From the records below, return every line containing the word "name".

> RECORDED INFORMATION:
■ ■ ■

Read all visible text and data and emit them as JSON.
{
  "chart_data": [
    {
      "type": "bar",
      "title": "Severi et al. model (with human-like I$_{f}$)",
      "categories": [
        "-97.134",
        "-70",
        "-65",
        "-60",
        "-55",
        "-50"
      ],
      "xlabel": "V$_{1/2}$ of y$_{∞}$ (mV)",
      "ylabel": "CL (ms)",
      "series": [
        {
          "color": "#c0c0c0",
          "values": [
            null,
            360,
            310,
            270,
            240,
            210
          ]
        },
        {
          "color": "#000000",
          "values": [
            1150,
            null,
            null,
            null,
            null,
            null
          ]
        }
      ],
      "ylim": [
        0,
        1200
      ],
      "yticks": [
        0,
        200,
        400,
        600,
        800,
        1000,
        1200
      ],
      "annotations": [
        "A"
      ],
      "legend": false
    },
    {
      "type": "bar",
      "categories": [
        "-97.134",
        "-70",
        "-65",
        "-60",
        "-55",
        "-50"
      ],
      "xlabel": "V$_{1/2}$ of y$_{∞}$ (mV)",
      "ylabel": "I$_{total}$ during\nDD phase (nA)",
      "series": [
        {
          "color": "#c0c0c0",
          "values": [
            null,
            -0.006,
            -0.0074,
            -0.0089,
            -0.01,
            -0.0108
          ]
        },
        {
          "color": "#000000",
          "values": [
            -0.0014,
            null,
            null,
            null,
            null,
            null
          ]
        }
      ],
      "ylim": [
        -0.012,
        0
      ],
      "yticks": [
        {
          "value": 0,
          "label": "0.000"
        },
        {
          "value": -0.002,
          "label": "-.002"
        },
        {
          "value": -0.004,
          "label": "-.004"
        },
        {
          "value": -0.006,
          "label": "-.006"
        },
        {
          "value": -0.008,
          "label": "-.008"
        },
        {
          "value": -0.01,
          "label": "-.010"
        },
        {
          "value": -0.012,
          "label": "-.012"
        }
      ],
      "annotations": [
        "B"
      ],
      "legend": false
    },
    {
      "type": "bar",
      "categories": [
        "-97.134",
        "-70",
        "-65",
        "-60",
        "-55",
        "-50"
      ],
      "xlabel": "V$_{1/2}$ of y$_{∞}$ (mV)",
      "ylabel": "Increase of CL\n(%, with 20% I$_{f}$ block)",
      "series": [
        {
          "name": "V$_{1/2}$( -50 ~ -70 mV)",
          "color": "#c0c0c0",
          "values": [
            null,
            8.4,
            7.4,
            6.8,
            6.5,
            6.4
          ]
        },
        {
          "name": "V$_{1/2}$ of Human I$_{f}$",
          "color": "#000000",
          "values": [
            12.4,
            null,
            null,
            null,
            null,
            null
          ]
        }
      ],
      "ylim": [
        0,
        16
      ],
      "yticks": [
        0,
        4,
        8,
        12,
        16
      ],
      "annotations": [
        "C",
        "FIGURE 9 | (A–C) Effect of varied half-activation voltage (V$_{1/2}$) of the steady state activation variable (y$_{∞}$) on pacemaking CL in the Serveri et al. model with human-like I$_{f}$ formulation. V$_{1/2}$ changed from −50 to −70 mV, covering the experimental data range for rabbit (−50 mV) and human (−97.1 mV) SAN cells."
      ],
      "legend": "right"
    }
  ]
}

■ ■ ■

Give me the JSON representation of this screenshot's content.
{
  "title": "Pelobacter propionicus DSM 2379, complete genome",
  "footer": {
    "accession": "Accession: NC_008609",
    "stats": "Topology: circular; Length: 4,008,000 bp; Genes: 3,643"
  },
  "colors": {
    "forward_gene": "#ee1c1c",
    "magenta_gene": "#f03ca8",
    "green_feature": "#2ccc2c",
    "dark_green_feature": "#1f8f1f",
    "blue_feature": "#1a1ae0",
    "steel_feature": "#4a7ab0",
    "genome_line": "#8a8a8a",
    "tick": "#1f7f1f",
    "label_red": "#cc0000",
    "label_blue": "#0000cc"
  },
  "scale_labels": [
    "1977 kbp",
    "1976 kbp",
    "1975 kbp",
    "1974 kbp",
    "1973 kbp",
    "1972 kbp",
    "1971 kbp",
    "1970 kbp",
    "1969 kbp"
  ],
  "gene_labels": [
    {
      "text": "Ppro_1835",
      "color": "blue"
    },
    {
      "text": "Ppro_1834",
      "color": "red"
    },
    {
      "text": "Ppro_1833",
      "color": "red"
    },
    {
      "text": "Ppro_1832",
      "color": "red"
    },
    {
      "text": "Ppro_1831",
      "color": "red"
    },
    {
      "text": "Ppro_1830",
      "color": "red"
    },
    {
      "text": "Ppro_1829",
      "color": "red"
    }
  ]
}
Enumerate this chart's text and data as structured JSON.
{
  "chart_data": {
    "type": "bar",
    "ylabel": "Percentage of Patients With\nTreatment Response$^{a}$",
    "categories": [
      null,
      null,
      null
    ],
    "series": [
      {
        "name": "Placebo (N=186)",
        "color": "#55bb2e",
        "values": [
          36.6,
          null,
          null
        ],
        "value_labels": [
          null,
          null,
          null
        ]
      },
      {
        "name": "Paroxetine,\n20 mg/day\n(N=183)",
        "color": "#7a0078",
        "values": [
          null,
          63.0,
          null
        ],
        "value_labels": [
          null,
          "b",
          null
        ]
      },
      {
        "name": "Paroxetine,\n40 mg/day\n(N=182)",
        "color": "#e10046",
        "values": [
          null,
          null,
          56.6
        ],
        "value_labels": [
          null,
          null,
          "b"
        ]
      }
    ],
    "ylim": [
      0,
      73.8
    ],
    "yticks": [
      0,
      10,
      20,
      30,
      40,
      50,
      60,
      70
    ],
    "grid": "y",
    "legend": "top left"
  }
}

■ ■ ■

> REPLY TO THE EXERCISE:
          "name": "V$_{1/2}$( -50 ~ -70 mV)",
          "name": "V$_{1/2}$ of Human I$_{f}$",
        "name": "Placebo (N=186)",
        "name": "Paroxetine,\n20 mg/day\n(N=183)",
        "name": "Paroxetine,\n40 mg/day\n(N=182)",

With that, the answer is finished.